Required task - The entries below should be quoted exactly, with no pictures carried over.

[Data tied to figure images]
>>>>

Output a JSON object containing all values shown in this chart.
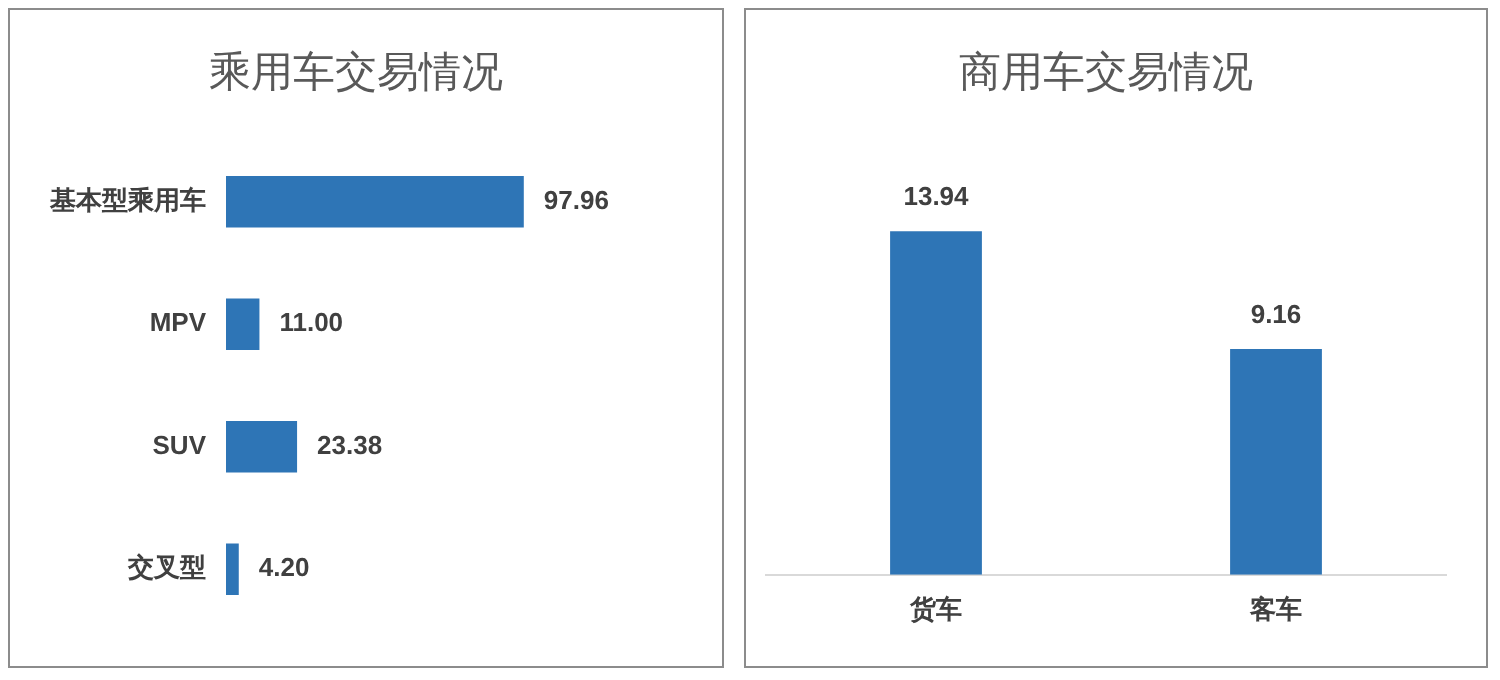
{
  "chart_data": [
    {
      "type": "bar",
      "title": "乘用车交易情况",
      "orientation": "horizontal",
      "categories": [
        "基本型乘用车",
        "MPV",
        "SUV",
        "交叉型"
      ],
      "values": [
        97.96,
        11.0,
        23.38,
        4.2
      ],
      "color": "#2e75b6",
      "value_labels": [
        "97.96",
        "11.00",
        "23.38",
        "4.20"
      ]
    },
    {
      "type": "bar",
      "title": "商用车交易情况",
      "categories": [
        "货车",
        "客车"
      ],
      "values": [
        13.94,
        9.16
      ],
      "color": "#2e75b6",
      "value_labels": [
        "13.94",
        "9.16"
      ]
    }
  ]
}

<<<<

Task answer -
Output a JSON object containing all values shown in this chart.
{
  "chart_data": [
    {
      "type": "bar",
      "title": "乘用车交易情况",
      "orientation": "horizontal",
      "categories": [
        "基本型乘用车",
        "MPV",
        "SUV",
        "交叉型"
      ],
      "values": [
        97.96,
        11.0,
        23.38,
        4.2
      ],
      "color": "#2e75b6",
      "value_labels": [
        "97.96",
        "11.00",
        "23.38",
        "4.20"
      ]
    },
    {
      "type": "bar",
      "title": "商用车交易情况",
      "categories": [
        "货车",
        "客车"
      ],
      "values": [
        13.94,
        9.16
      ],
      "color": "#2e75b6",
      "value_labels": [
        "13.94",
        "9.16"
      ]
    }
  ]
}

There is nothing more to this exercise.